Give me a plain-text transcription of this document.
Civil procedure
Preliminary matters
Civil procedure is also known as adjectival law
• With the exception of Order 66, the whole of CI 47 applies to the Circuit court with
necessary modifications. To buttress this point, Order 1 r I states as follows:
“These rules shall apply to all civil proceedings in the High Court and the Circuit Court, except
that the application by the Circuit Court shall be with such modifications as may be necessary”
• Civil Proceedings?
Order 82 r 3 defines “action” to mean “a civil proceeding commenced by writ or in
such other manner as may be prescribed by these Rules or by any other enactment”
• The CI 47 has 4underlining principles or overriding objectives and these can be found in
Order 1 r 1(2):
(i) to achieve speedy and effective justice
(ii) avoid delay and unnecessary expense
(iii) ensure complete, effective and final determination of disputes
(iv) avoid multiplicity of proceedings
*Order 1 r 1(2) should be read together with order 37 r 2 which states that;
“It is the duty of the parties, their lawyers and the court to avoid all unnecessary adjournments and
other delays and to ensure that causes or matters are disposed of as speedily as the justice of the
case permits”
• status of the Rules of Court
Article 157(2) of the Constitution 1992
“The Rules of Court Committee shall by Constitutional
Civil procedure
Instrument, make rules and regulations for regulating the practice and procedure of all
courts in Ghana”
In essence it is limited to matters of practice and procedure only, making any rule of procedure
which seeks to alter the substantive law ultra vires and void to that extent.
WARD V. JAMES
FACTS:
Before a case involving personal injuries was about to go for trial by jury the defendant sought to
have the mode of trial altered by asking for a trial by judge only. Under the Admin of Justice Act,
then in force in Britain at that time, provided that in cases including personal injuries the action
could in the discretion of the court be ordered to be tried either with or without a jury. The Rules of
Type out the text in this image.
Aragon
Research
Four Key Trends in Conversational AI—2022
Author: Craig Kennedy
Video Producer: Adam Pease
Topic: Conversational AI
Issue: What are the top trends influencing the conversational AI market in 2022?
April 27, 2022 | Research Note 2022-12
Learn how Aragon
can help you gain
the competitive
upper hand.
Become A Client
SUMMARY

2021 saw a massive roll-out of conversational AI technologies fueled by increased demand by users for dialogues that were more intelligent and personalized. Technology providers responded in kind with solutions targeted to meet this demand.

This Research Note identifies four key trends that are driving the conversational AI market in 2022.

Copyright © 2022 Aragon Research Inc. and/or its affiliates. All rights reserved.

Exercise objective
Pick out and copy every line that contains the word "practice".

Finished task
Instrument, make rules and regulations for regulating the practice and procedure of all
In essence it is limited to matters of practice and procedure only, making any rule of procedure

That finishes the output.